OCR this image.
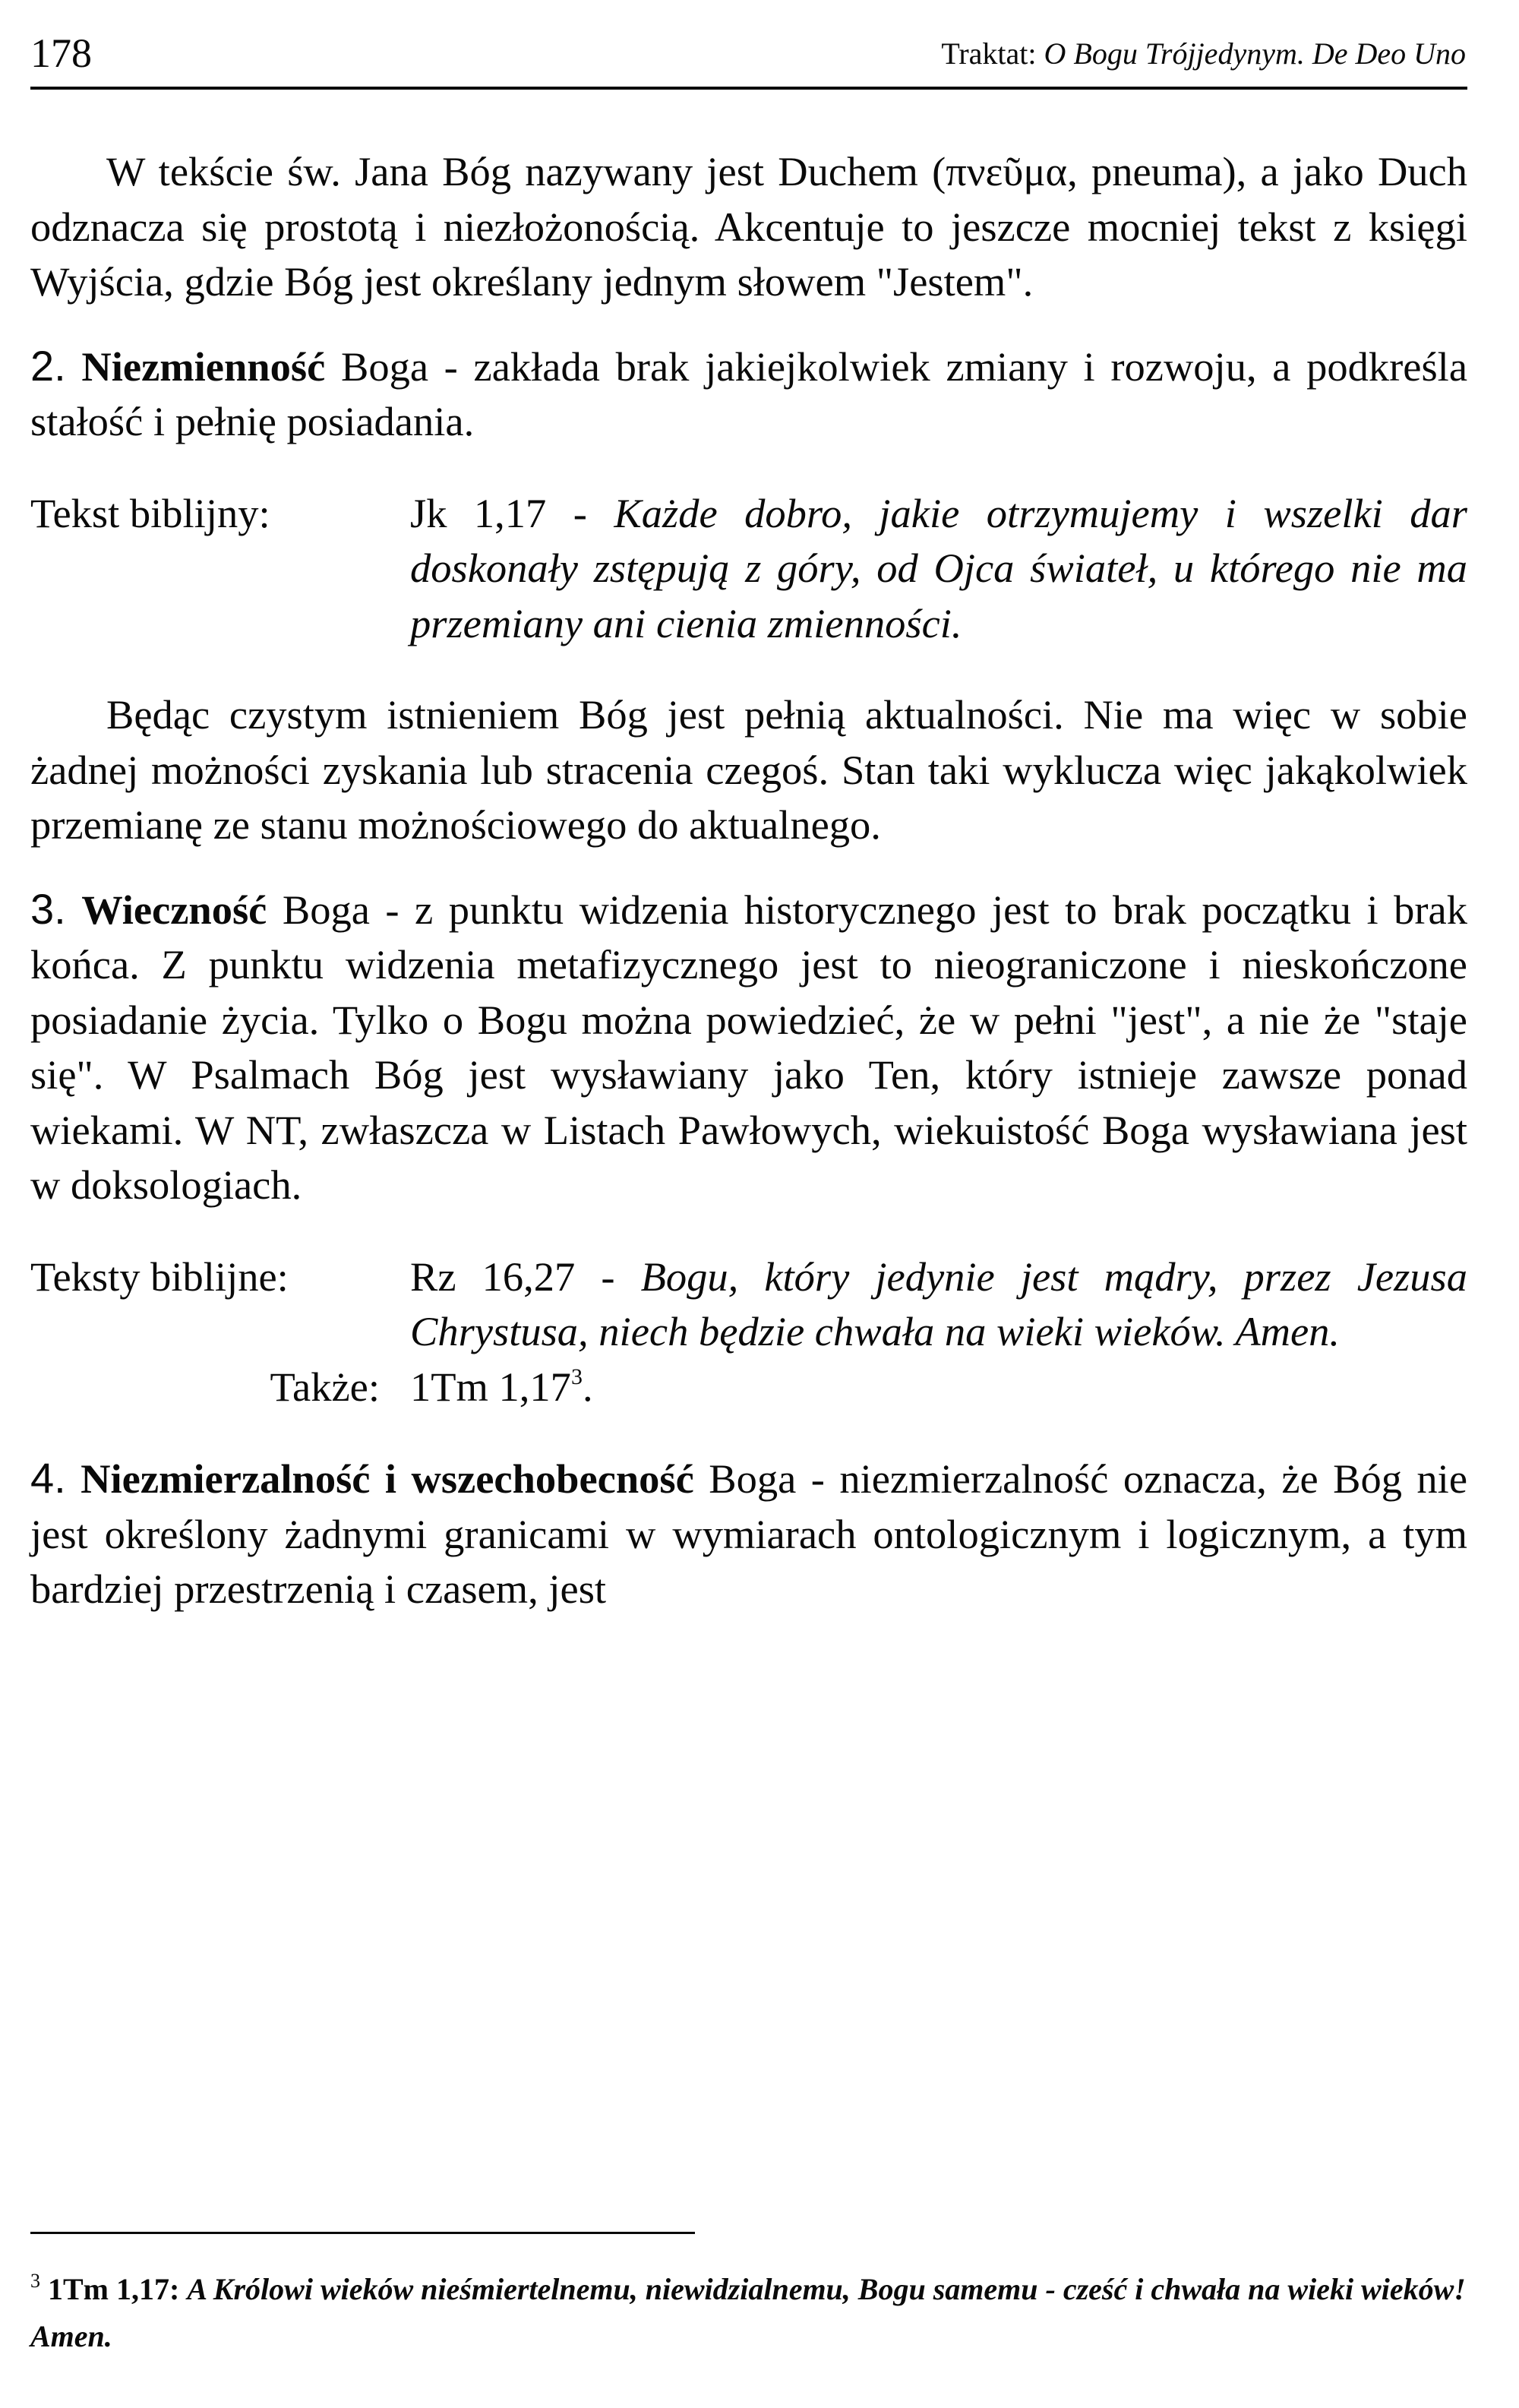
178	Traktat: O Bogu Trójjedynym. De Deo Uno

W tekście św. Jana Bóg nazywany jest Duchem (πνεῦμα, pneuma), a jako Duch odznacza się prostotą i niezłożonością. Akcentuje to jeszcze mocniej tekst z księgi Wyjścia, gdzie Bóg jest określany jednym słowem "Jestem".

2. Niezmienność Boga - zakłada brak jakiejkolwiek zmiany i rozwoju, a podkreśla stałość i pełnię posiadania.

Tekst biblijny:	Jk 1,17 - Każde dobro, jakie otrzymujemy i wszelki dar doskonały zstępują z góry, od Ojca świateł, u którego nie ma przemiany ani cienia zmienności.

Będąc czystym istnieniem Bóg jest pełnią aktualności. Nie ma więc w sobie żadnej możności zyskania lub stracenia czegoś. Stan taki wyklucza więc jakąkolwiek przemianę ze stanu możnościowego do aktualnego.

3. Wieczność Boga - z punktu widzenia historycznego jest to brak początku i brak końca. Z punktu widzenia metafizycznego jest to nieograniczone i nieskończone posiadanie życia. Tylko o Bogu można powiedzieć, że w pełni "jest", a nie że "staje się". W Psalmach Bóg jest wysławiany jako Ten, który istnieje zawsze ponad wiekami. W NT, zwłaszcza w Listach Pawłowych, wiekuistość Boga wysławiana jest w doksologiach.

Teksty biblijne:	Rz 16,27 - Bogu, który jedynie jest mądry, przez Jezusa Chrystusa, niech będzie chwała na wieki wieków. Amen.
Także: 1Tm 1,17$^3$.

4. Niezmierzalność i wszechobecność Boga - niezmierzalność oznacza, że Bóg nie jest określony żadnymi granicami w wymiarach ontologicznym i logicznym, a tym bardziej przestrzenią i czasem, jest

$^3$ 1Tm 1,17: A Królowi wieków nieśmiertelnemu, niewidzialnemu, Bogu samemu - cześć i chwała na wieki wieków! Amen.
━━━━━━━━━━
§ WHAT YOU NEED TO DO: Omit every picture while copying the listing above exactly.

§ ANSWER TO THE EXERCISE:
OCR this image.
178	Traktat: O Bogu Trójjedynym. De Deo Uno

W tekście św. Jana Bóg nazywany jest Duchem (πνεῦμα, pneuma), a jako Duch odznacza się prostotą i niezłożonością. Akcentuje to jeszcze mocniej tekst z księgi Wyjścia, gdzie Bóg jest określany jednym słowem "Jestem".

2. Niezmienność Boga - zakłada brak jakiejkolwiek zmiany i rozwoju, a podkreśla stałość i pełnię posiadania.

Tekst biblijny:	Jk 1,17 - Każde dobro, jakie otrzymujemy i wszelki dar doskonały zstępują z góry, od Ojca świateł, u którego nie ma przemiany ani cienia zmienności.

Będąc czystym istnieniem Bóg jest pełnią aktualności. Nie ma więc w sobie żadnej możności zyskania lub stracenia czegoś. Stan taki wyklucza więc jakąkolwiek przemianę ze stanu możnościowego do aktualnego.

3. Wieczność Boga - z punktu widzenia historycznego jest to brak początku i brak końca. Z punktu widzenia metafizycznego jest to nieograniczone i nieskończone posiadanie życia. Tylko o Bogu można powiedzieć, że w pełni "jest", a nie że "staje się". W Psalmach Bóg jest wysławiany jako Ten, który istnieje zawsze ponad wiekami. W NT, zwłaszcza w Listach Pawłowych, wiekuistość Boga wysławiana jest w doksologiach.

Teksty biblijne:	Rz 16,27 - Bogu, który jedynie jest mądry, przez Jezusa Chrystusa, niech będzie chwała na wieki wieków. Amen.
Także: 1Tm 1,17$^3$.

4. Niezmierzalność i wszechobecność Boga - niezmierzalność oznacza, że Bóg nie jest określony żadnymi granicami w wymiarach ontologicznym i logicznym, a tym bardziej przestrzenią i czasem, jest

$^3$ 1Tm 1,17: A Królowi wieków nieśmiertelnemu, niewidzialnemu, Bogu samemu - cześć i chwała na wieki wieków! Amen.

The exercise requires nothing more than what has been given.